Der Wert der Bioökonomie werde voraussichtlich bis 2030 auf bis zu 30 Billionen Dollar steigen, heisst es seitens Gottlieb Duttwiler Institut weiter. Die Branche stehe vor einem signifikanten Wachstum. So basiere Bioökonomie auf biologischenInnovationen, die die Produktionsweisen umweltfreundlicher machen sollen, indem sie nachwachsende Materialien und Energiequellen nutzen. Technologische Durchbrüche wie das Züchten von Organen und die Erzeugung von Treibstoffen aus Algen stünden exemplarisch für diesen Fortschritt.
Wir stehen heute an der Schwelle von einer industriellen zu einer biobasierten Wirtschaft, so die Studie weiter. Das langfristige Ziel der Bioökonomie sei eine Kreislaufwirtschaft mit biobasierten Herstellungsprozessen und nachwachsenden Materialien. Technologische Durchbrüche wie der Einsatz von Bakterien zur Zersetzung von Plastikabfällen und die Speicherung von digitalen Daten in Pflanzen-DNA stünden exemplarisch für diesen Fortschritt.
Die Ergebnisse einer Umfrage weisen laut Mitteilung auf einen Wertewandel von einem anthropozentrischen zu einem ökozentrischen Weltbild hin. Die Mehrheit der Befragten (90 %) empfindet demnach eine starke Verbindung zur Natur, unabhängig von Alter, Geschlecht und Bildung. Die grosse Mehrheit (94,7 %) der Befragten stimmt die Naturzerstörung traurig und hält die Natur um ihrer selbst willen schützenswert.

**Übungsdaten:**
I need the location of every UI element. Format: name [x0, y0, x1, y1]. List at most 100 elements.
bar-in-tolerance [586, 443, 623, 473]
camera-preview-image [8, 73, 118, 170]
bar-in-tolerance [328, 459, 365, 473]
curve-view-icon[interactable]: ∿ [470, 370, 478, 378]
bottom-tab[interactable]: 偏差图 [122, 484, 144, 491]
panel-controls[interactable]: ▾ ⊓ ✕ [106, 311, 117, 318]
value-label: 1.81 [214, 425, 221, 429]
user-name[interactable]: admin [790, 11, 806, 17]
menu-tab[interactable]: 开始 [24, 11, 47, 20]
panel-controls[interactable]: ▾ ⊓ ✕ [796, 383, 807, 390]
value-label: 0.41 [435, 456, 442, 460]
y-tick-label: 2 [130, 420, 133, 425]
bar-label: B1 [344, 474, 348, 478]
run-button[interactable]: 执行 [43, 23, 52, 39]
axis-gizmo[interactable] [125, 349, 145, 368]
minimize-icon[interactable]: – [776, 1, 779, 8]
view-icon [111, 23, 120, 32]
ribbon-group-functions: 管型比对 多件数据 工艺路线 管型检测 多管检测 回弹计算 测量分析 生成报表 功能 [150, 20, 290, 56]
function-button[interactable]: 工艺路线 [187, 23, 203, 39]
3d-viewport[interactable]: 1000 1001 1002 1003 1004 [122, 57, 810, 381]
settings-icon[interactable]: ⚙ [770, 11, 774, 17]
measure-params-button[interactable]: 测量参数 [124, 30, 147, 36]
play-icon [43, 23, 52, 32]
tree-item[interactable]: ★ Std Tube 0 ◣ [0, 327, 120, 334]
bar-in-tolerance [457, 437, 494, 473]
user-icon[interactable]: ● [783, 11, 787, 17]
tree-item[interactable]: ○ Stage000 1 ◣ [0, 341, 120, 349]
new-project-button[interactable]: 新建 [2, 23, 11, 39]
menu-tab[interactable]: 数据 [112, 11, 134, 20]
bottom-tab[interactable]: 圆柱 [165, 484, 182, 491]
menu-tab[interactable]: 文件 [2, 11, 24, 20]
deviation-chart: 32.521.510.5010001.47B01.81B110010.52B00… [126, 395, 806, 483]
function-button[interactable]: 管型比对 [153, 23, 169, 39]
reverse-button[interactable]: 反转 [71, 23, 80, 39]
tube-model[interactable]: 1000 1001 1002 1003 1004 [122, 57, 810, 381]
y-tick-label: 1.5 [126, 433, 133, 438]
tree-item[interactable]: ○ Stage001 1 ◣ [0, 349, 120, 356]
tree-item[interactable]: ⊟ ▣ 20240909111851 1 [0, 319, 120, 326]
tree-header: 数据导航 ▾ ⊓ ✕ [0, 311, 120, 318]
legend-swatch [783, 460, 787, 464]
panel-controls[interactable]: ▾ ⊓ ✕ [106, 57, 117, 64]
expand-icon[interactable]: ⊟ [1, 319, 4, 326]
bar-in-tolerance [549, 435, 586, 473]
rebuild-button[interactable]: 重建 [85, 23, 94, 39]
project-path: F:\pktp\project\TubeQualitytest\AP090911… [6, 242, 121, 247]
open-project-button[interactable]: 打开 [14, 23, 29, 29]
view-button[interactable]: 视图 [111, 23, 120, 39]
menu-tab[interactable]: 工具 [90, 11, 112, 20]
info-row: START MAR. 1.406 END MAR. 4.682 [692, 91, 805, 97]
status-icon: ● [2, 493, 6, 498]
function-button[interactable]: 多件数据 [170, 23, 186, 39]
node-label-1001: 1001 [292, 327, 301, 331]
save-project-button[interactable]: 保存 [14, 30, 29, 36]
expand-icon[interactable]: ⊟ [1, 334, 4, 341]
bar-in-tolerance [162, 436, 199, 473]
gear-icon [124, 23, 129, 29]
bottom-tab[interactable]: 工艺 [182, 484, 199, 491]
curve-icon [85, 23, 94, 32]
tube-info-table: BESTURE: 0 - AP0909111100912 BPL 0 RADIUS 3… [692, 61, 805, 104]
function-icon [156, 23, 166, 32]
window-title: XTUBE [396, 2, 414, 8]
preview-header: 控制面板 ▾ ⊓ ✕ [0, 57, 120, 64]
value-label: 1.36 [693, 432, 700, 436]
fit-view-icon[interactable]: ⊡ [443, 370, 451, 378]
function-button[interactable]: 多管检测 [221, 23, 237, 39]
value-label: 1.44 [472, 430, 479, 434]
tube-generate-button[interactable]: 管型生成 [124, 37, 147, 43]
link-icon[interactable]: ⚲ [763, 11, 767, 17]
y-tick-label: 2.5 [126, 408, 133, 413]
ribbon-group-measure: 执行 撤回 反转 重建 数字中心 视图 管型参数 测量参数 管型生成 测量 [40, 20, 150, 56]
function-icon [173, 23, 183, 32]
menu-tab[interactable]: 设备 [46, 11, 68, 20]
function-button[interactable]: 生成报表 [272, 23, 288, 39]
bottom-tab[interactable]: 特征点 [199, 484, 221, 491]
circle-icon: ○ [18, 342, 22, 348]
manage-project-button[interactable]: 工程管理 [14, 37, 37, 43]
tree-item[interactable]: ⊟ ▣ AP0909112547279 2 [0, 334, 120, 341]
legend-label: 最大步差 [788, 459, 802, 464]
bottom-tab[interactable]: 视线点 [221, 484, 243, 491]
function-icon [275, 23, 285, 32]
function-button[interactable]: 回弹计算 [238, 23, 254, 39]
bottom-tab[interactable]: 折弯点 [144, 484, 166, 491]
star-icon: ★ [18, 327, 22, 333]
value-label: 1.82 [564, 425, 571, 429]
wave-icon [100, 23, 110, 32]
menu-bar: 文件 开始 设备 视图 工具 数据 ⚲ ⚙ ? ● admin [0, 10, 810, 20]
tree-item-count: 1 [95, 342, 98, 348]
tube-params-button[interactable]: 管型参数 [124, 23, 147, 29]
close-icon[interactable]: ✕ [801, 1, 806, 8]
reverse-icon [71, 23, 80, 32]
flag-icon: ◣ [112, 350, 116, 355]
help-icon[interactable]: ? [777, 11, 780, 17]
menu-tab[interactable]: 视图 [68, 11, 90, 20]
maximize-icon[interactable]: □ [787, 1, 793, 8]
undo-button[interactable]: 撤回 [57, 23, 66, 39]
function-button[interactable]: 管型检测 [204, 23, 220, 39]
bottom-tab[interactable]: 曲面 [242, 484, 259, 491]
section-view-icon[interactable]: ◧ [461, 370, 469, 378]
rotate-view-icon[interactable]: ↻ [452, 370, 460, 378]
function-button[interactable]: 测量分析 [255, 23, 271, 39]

**Aufgabe 1:** Übertragen Sie folgenden Satz aus dem Text zur Bioökonomie ins Englische: „Das langfristige Ziel der Bioökonomie sei eine Kreislaufwirtschaft mit biobasierten Herstellungsprozessen und nachwachsenden Materialien.“
**Aufgabe 2:** Schreiben Sie den Text zur Bioökonomie im Anschluss an seinen letzten Satz weiter.

**Ausgabe 1:** The long-term goal of the bioeconomy is a circular economy with bio-based manufacturing processes and renewable materials.

**Ausgabe 2:**
Fast die Hälfte der Befragten (46,4 %) möchte die Natur vor menschlichen Eingriffen schützen und lehnt die Erschliessung neuer, bisher ungenutzter Flächen ab. Nur rund ein Zehntel empfindet die Bewahrung von unberührter Natur als naiv. Die meisten Befragten (45,9 %) lehnen den Einsatz von Wissenschaft und Technologie zur Kontrolle und Optimierung der Natur ab. Im Kontrast dazu steht die deutliche Zustimmung (68,7 %) für neue Entwicklungen auf Basis von Mikroorganismen.
Die Einstellung der Schweizer Bevölkerung zur Biotechnologie und zur synthetischen Biologie sei jedoch von Vorsicht und einem Bewusstsein für potenzielle Risiken geprägt, so das Gottlieb Duttweiler Institut. Die Umfrageergebnisse zeigten einerseits, dass biotechnologische Anwendungen zur Reparatur von Umweltschäden und Gesundheitsproblemen mehrheitlich unterstützt würden. Die Hälfte der Befragten halte den Einsatz von Biotechnologie jedoch für riskant, besonders im Hinblick auf Missbrauch oder Unfälle.
Die These von der Trennung zwischen Menschen, Natur und Technik lasse sich nicht halten, so das Institut weiter. Im Zeitalter der Biotechnologie könnten Maschinen zu Organismen werden und vice versa. Die Natur inspiriere neue Produktionsmethoden, bei denen organische Rohstoffe verwendet und Systeme gezüchtet statt programmiert würden.
Die Autorinnen und Autoren der Studie skizzieren sodann vier Typen der Veränderung in Richtung der Bioökonomie. Pragmatiker, die ein Weiter in kleinen Schritten propagierten, und Öko-Puristen, die für ein technologiefernes Zurück zur Natur stünden, seien dabei in der Gegenwart verwurzelt. Tech-Optimisten, die ein bioökonomisches Vorwärts zur Natur auszeichnete, sowie Transhumanisten, die durch Überwindung der Biologie eine bessere Natur schaffen wollten, repräsentierten visionäre Zukunftsmodelle.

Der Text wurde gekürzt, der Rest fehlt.